» WHAT IS REQUIRED
Count every line that holds the string "организаций", and report the number alone.

'''

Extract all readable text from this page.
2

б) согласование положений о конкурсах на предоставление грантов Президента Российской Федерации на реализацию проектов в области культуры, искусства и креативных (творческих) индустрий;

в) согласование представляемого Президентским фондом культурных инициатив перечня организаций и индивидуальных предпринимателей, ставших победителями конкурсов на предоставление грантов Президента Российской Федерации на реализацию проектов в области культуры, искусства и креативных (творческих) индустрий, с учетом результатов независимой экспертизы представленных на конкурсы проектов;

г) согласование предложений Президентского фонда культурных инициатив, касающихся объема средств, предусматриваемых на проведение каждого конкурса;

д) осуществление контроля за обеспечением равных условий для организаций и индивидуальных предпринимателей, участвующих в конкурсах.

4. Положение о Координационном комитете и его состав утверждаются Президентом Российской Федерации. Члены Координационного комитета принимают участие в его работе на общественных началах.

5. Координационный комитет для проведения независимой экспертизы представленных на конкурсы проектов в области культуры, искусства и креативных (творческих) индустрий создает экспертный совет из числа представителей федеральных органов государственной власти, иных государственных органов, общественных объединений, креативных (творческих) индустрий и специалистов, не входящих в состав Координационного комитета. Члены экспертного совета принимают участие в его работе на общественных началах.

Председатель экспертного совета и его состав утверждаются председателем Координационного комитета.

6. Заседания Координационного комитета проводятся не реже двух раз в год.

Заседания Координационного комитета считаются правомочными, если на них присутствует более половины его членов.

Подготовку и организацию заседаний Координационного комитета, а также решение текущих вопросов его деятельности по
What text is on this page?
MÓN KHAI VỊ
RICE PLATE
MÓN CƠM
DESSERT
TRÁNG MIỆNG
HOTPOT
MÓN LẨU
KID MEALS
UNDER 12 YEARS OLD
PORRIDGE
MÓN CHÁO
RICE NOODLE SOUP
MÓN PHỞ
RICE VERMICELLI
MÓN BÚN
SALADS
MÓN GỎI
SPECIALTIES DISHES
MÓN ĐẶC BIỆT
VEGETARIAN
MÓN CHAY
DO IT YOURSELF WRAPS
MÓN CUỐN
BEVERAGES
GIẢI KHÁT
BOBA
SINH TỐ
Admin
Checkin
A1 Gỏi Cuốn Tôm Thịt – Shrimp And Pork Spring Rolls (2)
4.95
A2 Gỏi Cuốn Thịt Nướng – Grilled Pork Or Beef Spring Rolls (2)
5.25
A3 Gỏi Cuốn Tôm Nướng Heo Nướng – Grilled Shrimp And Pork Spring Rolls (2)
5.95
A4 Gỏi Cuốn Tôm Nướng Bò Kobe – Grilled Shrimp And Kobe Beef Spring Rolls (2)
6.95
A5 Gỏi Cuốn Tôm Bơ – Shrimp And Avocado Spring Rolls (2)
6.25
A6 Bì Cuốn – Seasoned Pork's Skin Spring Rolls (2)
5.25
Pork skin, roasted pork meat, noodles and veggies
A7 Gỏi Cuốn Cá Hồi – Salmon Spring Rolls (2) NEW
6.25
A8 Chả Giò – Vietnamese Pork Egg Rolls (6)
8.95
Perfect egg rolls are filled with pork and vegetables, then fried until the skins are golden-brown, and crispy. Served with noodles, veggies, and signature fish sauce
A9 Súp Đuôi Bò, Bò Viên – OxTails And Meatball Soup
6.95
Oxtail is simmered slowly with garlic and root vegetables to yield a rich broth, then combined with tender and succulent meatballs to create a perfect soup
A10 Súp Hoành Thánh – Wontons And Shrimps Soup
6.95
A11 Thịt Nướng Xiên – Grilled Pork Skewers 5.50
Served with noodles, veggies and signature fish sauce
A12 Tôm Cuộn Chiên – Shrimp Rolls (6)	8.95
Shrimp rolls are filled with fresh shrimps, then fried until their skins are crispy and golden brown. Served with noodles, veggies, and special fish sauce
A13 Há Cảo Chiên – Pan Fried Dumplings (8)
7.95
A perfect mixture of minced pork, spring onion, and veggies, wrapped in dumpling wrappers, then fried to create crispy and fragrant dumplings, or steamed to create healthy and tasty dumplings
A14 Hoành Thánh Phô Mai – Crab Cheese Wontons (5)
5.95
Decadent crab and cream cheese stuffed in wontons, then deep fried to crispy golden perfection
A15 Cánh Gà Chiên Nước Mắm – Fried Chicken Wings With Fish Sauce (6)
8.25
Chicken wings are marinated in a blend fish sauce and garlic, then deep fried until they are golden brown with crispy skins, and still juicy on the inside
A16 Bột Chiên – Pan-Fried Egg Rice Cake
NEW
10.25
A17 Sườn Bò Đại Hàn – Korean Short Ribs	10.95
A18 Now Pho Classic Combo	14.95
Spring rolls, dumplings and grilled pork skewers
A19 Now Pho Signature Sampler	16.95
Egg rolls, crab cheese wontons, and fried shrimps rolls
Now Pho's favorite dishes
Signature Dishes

'''

» WRITTEN SOLUTION
2